EXERCISE INSTRUCTIONS: Repeat each record exactly. Any picture gets left out.

Saved entries
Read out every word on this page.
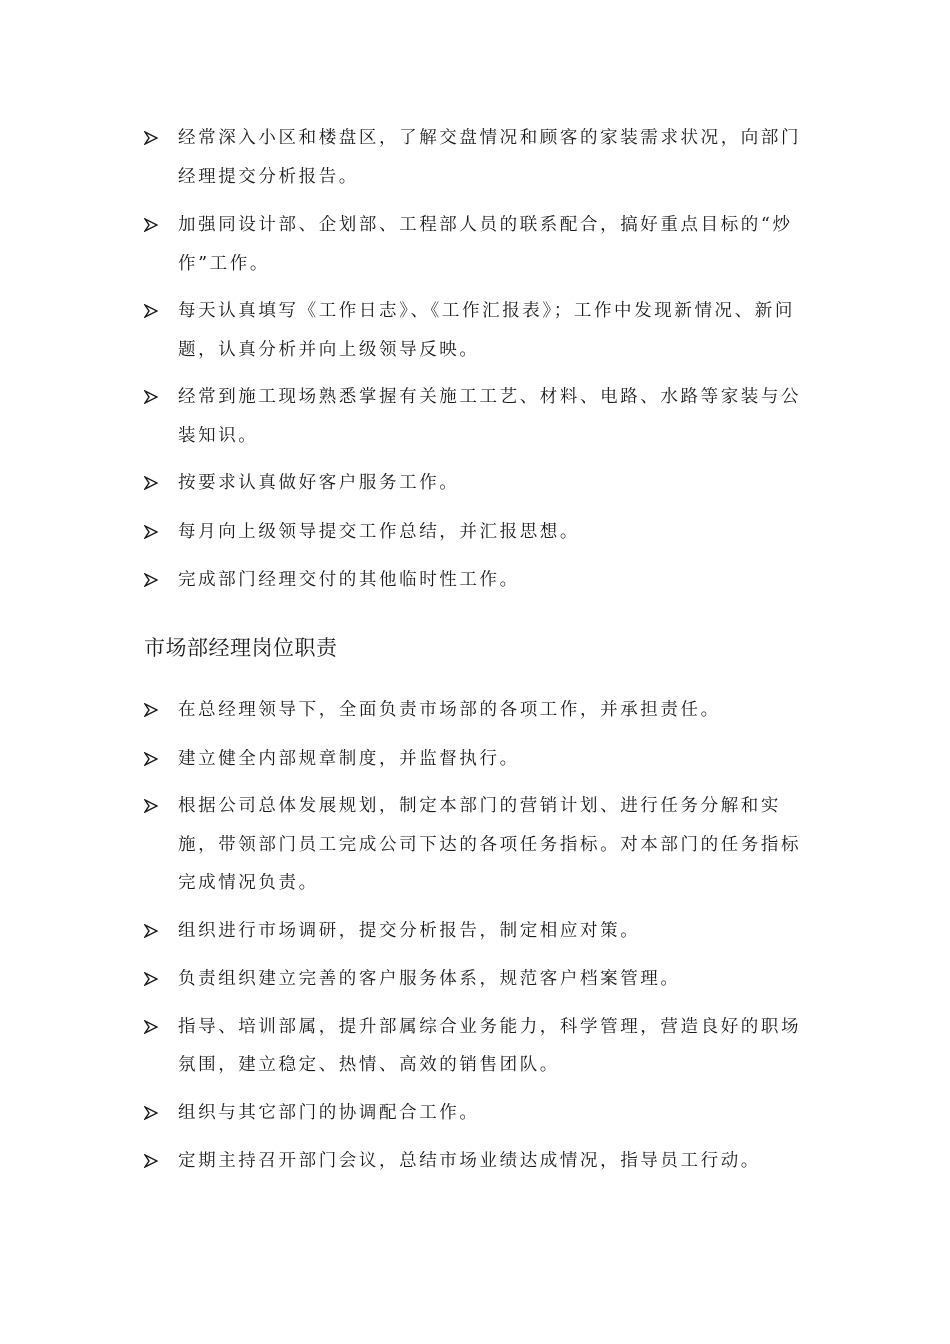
经常深入小区和楼盘区，了解交盘情况和顾客的家装需求状况，向部门经理提交分析报告。
加强同设计部、企划部、工程部人员的联系配合，搞好重点目标的“炒作”工作。
每天认真填写《工作日志》、《工作汇报表》；工作中发现新情况、新问题，认真分析并向上级领导反映。
经常到施工现场熟悉掌握有关施工工艺、材料、电路、水路等家装与公装知识。
按要求认真做好客户服务工作。
每月向上级领导提交工作总结，并汇报思想。
完成部门经理交付的其他临时性工作。
市场部经理岗位职责
在总经理领导下，全面负责市场部的各项工作，并承担责任。
建立健全内部规章制度，并监督执行。
根据公司总体发展规划，制定本部门的营销计划、进行任务分解和实施，带领部门员工完成公司下达的各项任务指标。对本部门的任务指标完成情况负责。
组织进行市场调研，提交分析报告，制定相应对策。
负责组织建立完善的客户服务体系，规范客户档案管理。
指导、培训部属，提升部属综合业务能力，科学管理，营造良好的职场氛围，建立稳定、热情、高效的销售团队。
组织与其它部门的协调配合工作。
定期主持召开部门会议，总结市场业绩达成情况，指导员工行动。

WRITTEN ANSWER:
Read out every word on this page.
经常深入小区和楼盘区，了解交盘情况和顾客的家装需求状况，向部门经理提交分析报告。
加强同设计部、企划部、工程部人员的联系配合，搞好重点目标的“炒作”工作。
每天认真填写《工作日志》、《工作汇报表》；工作中发现新情况、新问题，认真分析并向上级领导反映。
经常到施工现场熟悉掌握有关施工工艺、材料、电路、水路等家装与公装知识。
按要求认真做好客户服务工作。
每月向上级领导提交工作总结，并汇报思想。
完成部门经理交付的其他临时性工作。
市场部经理岗位职责
在总经理领导下，全面负责市场部的各项工作，并承担责任。
建立健全内部规章制度，并监督执行。
根据公司总体发展规划，制定本部门的营销计划、进行任务分解和实施，带领部门员工完成公司下达的各项任务指标。对本部门的任务指标完成情况负责。
组织进行市场调研，提交分析报告，制定相应对策。
负责组织建立完善的客户服务体系，规范客户档案管理。
指导、培训部属，提升部属综合业务能力，科学管理，营造良好的职场氛围，建立稳定、热情、高效的销售团队。
组织与其它部门的协调配合工作。
定期主持召开部门会议，总结市场业绩达成情况，指导员工行动。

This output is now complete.